┌──

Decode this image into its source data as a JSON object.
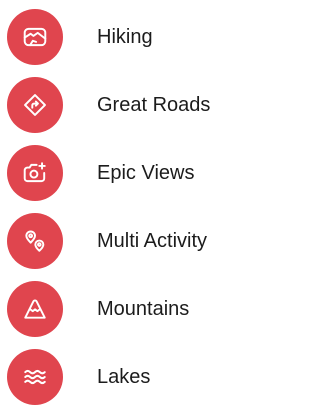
{
  "theme": {
    "accent": "#e0454e",
    "icon_color": "#ffffff",
    "text_color": "#1c1c1c"
  },
  "categories": [
    {
      "label": "Hiking",
      "icon": "hiking-icon"
    },
    {
      "label": "Great Roads",
      "icon": "route-icon"
    },
    {
      "label": "Epic Views",
      "icon": "camera-icon"
    },
    {
      "label": "Multi Activity",
      "icon": "multi-location-icon"
    },
    {
      "label": "Mountains",
      "icon": "mountain-icon"
    },
    {
      "label": "Lakes",
      "icon": "waves-icon"
    }
  ]
}
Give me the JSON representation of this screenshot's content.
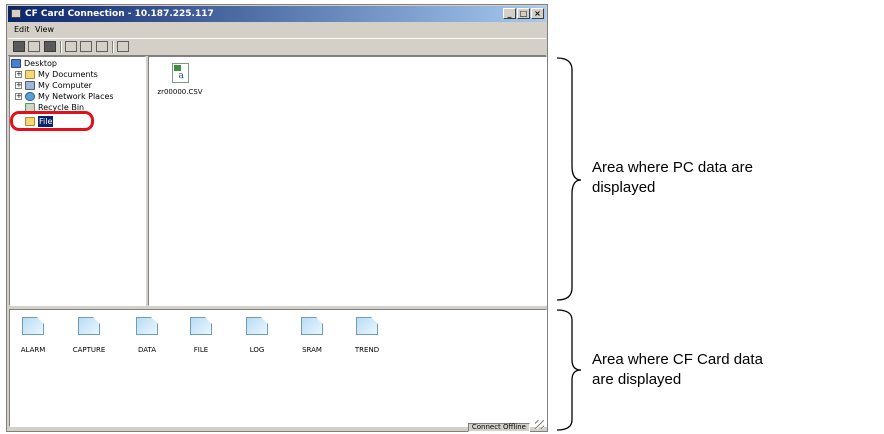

└──

§ **PROBLEM DESCRIPTION**: Quote all of the entries word for word, omitting any pictures.

§ **WRITTEN SOLUTION**:
Decode this image into its source data as a JSON object.
{
  "theme": {
    "accent": "#e0454e",
    "icon_color": "#ffffff",
    "text_color": "#1c1c1c"
  },
  "categories": [
    {
      "label": "Hiking",
      "icon": "hiking-icon"
    },
    {
      "label": "Great Roads",
      "icon": "route-icon"
    },
    {
      "label": "Epic Views",
      "icon": "camera-icon"
    },
    {
      "label": "Multi Activity",
      "icon": "multi-location-icon"
    },
    {
      "label": "Mountains",
      "icon": "mountain-icon"
    },
    {
      "label": "Lakes",
      "icon": "waves-icon"
    }
  ]
}
Give me the JSON representation of this screenshot's content.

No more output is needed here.